### 課題 A
スティグリッツの本の紹介文を二文で要約すること。
### 課題 B
スティグリッツの本の紹介文を、最後の文の後から書き進めてください。

### 本文
╭──

四十三庵

蔀の雑記帳

ジョセフ・E. スティグリッツ「世界を不幸にしたグローバリズムの正体」

タイトルだけ見るとどこの山師が書いたんだと思うが、
スティグリッツ教授というノーベル経済学賞受賞経験もある経済学の大先生でびっくりした。
内容はちょっと古くて、アジア通貨危機とかソ連崩壊後のロシアの市場経済移行とかを扱っている。
タイトルだけ読むと軽薄なアンチ・グローバリズムの本かと思うが、
別にそういうわけではなく、基本的に市場主義・グローバリゼーションは肯定しつつも、
その現実への適用に際して、色々問題提起をしているのが本著。

╰──

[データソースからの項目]
╭──

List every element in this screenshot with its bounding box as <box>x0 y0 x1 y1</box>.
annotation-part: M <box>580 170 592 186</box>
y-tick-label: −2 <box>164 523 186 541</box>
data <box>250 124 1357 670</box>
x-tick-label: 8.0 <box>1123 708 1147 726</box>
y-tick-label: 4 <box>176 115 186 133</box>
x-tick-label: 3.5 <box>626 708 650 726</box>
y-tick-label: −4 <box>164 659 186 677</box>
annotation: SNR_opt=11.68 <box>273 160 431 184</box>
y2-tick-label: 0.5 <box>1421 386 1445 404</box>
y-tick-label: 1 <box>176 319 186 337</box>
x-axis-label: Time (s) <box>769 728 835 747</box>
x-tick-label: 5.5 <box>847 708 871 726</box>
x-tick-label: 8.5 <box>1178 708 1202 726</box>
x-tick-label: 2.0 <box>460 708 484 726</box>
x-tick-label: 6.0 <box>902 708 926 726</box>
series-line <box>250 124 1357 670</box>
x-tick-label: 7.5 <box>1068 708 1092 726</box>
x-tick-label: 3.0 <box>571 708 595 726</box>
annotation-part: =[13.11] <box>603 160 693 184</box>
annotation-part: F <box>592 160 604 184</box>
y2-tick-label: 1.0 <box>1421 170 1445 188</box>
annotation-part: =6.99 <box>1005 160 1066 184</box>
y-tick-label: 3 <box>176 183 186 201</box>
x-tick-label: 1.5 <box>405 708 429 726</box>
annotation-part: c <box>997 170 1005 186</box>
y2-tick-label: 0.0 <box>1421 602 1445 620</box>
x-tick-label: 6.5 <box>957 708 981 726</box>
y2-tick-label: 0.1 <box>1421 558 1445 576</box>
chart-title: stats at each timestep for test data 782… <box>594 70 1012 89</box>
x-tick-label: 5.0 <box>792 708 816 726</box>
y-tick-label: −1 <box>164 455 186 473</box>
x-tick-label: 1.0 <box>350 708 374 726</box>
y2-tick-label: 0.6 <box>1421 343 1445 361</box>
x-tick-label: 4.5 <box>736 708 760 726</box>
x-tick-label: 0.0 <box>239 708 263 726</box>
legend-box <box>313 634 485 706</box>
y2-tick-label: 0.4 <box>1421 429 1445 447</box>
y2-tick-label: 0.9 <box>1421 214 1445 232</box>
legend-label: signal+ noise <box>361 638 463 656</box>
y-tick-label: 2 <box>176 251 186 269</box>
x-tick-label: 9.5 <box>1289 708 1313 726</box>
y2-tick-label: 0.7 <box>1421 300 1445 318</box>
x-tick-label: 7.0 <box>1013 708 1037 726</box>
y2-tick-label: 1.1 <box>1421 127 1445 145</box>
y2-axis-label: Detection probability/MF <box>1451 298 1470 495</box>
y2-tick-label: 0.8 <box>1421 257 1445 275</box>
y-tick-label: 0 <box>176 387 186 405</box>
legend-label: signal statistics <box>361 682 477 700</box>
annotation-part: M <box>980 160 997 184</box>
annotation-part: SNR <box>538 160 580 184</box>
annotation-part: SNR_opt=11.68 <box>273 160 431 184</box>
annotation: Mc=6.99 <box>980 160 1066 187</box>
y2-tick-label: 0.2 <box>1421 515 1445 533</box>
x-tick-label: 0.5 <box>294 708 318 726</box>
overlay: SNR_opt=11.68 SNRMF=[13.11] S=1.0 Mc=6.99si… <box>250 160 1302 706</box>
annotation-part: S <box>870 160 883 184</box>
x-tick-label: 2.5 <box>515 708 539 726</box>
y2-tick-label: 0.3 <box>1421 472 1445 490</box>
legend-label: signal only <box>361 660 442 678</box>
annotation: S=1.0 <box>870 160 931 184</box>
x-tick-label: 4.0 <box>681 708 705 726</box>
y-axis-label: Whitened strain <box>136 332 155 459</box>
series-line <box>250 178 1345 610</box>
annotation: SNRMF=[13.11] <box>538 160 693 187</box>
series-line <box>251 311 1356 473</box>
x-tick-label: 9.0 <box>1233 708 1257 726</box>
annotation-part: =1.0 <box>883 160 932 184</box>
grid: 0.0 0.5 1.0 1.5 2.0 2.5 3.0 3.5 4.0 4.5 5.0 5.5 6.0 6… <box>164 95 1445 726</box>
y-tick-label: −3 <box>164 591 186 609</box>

╰──

### 最終回答 A
スティグリッツ教授の「世界を不幸にしたグローバリズムの正体」は、タイトルの印象とは違い、ノーベル経済学賞受賞経験もある経済学者の本で、アジア通貨危機やソ連崩壊後のロシアの市場経済移行を扱っている。軽薄なアンチ・グローバリズムの本ではなく、市場主義とグローバリゼーションを基本的に肯定しつつ、その現実への適用について問題提起をしている。

### 最終回答 B
要するに当時の発展途上国への対応が、先進国並の市場主義導入を中心として行われたんだけれど、
教育や文化的基盤ができていない国でそんなもん導入しても上手く働くはずがなく、
その結果として途上国は発展できていない。
IMFの政策は現実を見ていない。
という主張。


タイトルのセンセーショナルな印象とは裏腹に、
内容はまともすぎるくらいまともなので、ちょっと肩透かしを食らうかもしれない。
「今」この本を読む価値はあんまりないかな。